Saved entries
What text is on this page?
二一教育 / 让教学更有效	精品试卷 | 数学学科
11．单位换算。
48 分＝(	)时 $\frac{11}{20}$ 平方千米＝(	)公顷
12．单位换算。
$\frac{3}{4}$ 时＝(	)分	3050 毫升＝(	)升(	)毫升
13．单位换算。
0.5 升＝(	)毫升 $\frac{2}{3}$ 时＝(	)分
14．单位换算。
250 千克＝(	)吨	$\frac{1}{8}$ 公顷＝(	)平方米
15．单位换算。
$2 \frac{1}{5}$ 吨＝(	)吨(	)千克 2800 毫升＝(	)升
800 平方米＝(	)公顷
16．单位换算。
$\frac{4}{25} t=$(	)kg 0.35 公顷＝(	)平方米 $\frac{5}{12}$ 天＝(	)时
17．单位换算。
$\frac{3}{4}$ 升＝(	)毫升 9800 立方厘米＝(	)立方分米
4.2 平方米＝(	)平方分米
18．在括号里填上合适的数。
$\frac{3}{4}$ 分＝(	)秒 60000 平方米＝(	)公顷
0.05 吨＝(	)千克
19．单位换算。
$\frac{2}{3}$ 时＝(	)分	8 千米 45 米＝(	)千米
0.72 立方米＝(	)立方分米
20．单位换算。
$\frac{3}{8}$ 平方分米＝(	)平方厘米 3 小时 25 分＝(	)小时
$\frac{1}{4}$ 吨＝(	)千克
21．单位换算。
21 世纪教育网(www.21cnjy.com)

* _What you are asked to do_: Extract every line above exactly as it stands.

* _Result_:
What text is on this page?
二一教育 / 让教学更有效	精品试卷 | 数学学科
11．单位换算。
48 分＝(	)时 $\frac{11}{20}$ 平方千米＝(	)公顷
12．单位换算。
$\frac{3}{4}$ 时＝(	)分	3050 毫升＝(	)升(	)毫升
13．单位换算。
0.5 升＝(	)毫升 $\frac{2}{3}$ 时＝(	)分
14．单位换算。
250 千克＝(	)吨	$\frac{1}{8}$ 公顷＝(	)平方米
15．单位换算。
$2 \frac{1}{5}$ 吨＝(	)吨(	)千克 2800 毫升＝(	)升
800 平方米＝(	)公顷
16．单位换算。
$\frac{4}{25} t=$(	)kg 0.35 公顷＝(	)平方米 $\frac{5}{12}$ 天＝(	)时
17．单位换算。
$\frac{3}{4}$ 升＝(	)毫升 9800 立方厘米＝(	)立方分米
4.2 平方米＝(	)平方分米
18．在括号里填上合适的数。
$\frac{3}{4}$ 分＝(	)秒 60000 平方米＝(	)公顷
0.05 吨＝(	)千克
19．单位换算。
$\frac{2}{3}$ 时＝(	)分	8 千米 45 米＝(	)千米
0.72 立方米＝(	)立方分米
20．单位换算。
$\frac{3}{8}$ 平方分米＝(	)平方厘米 3 小时 25 分＝(	)小时
$\frac{1}{4}$ 吨＝(	)千克
21．单位换算。
21 世纪教育网(www.21cnjy.com)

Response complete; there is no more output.